(Saved entries)
[Start]

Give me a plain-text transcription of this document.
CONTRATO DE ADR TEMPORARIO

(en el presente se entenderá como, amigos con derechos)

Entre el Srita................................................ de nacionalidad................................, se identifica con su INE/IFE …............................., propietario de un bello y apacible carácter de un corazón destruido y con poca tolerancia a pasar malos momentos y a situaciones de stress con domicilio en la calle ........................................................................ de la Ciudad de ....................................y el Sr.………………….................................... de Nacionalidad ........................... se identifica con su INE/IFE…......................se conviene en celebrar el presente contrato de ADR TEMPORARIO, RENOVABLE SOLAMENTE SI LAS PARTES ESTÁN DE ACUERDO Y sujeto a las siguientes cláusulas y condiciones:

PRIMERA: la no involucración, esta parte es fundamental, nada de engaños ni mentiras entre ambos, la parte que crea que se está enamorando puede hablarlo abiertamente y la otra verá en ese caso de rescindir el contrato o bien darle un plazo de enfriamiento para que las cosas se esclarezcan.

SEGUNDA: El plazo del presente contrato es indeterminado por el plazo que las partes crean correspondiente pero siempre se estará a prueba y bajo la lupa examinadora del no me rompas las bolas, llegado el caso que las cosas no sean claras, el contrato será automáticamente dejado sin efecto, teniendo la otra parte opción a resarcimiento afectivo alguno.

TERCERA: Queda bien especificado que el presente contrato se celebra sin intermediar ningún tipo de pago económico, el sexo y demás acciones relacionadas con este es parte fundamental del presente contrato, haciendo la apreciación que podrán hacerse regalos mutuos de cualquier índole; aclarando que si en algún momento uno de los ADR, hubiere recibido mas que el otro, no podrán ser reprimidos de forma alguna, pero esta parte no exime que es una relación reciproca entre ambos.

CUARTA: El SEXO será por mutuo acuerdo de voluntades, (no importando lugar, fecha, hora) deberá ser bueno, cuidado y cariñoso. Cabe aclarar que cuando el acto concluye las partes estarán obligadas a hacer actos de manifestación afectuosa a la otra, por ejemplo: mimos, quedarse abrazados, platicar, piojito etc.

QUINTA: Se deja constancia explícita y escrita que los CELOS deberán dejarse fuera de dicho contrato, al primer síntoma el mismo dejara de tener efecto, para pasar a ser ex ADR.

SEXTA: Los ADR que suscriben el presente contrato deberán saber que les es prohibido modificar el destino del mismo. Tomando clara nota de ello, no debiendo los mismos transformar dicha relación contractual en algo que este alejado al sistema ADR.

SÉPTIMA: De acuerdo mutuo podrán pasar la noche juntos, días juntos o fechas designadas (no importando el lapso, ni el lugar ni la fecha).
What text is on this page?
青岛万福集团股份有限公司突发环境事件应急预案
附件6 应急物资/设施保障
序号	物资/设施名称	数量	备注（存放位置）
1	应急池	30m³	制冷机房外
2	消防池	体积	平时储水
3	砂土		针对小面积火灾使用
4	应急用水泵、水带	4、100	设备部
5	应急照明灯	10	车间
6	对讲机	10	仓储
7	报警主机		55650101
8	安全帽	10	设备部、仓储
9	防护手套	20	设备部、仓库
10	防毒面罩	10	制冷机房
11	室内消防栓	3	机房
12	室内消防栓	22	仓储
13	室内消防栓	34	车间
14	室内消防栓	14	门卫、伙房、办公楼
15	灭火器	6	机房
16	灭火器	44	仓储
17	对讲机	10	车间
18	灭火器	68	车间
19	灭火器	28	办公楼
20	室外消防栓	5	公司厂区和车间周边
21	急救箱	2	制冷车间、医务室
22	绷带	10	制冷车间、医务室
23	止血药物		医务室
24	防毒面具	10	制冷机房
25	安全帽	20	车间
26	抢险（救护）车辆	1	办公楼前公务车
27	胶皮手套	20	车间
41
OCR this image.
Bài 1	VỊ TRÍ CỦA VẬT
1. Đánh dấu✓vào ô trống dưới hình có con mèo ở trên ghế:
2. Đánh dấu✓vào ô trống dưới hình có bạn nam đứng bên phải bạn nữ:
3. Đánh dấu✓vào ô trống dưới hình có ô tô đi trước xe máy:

[End]

* WORK TO DO: Quote, word for word, every line starting at the one that contains "OCR this image." and ending with the final line of the entries.

* FINAL RESULT:
OCR this image.
Bài 1	VỊ TRÍ CỦA VẬT
1. Đánh dấu✓vào ô trống dưới hình có con mèo ở trên ghế:
2. Đánh dấu✓vào ô trống dưới hình có bạn nam đứng bên phải bạn nữ:
3. Đánh dấu✓vào ô trống dưới hình có ô tô đi trước xe máy:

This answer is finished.